--- START ---

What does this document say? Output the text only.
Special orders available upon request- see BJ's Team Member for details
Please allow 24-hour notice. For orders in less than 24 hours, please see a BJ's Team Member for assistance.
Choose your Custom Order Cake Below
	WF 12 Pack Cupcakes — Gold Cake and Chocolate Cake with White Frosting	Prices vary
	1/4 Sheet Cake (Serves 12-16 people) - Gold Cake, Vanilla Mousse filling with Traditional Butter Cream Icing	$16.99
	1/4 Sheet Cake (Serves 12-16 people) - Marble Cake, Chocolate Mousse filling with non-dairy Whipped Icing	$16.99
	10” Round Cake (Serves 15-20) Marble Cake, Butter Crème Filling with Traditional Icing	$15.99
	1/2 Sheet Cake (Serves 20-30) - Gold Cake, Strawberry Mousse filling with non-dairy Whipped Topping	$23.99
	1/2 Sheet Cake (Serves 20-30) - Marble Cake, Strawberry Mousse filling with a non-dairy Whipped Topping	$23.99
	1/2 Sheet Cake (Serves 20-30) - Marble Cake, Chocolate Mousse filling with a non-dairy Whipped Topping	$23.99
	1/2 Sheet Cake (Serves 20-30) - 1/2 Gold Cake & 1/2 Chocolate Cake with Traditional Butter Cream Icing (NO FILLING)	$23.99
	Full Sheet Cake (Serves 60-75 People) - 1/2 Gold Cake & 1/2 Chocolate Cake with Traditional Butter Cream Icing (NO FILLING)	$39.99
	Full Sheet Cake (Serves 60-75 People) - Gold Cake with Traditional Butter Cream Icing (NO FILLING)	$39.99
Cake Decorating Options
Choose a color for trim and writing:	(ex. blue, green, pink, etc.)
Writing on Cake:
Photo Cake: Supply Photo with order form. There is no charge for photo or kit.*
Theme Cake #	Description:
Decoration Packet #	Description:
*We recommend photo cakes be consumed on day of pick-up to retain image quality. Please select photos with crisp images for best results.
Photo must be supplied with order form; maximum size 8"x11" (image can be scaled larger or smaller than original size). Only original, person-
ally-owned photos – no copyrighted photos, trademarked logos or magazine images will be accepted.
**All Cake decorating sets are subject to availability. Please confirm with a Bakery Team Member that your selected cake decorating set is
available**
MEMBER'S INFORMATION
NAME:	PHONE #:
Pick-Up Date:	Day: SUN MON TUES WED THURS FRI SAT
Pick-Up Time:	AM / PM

--- END ---

Report each line in the data that holds the word "Gold".

Full response.
	WF 12 Pack Cupcakes — Gold Cake and Chocolate Cake with White Frosting	Prices vary
	1/4 Sheet Cake (Serves 12-16 people) - Gold Cake, Vanilla Mousse filling with Traditional Butter Cream Icing	$16.99
	1/2 Sheet Cake (Serves 20-30) - Gold Cake, Strawberry Mousse filling with non-dairy Whipped Topping	$23.99
	1/2 Sheet Cake (Serves 20-30) - 1/2 Gold Cake & 1/2 Chocolate Cake with Traditional Butter Cream Icing (NO FILLING)	$23.99
	Full Sheet Cake (Serves 60-75 People) - 1/2 Gold Cake & 1/2 Chocolate Cake with Traditional Butter Cream Icing (NO FILLING)	$39.99
	Full Sheet Cake (Serves 60-75 People) - Gold Cake with Traditional Butter Cream Icing (NO FILLING)	$39.99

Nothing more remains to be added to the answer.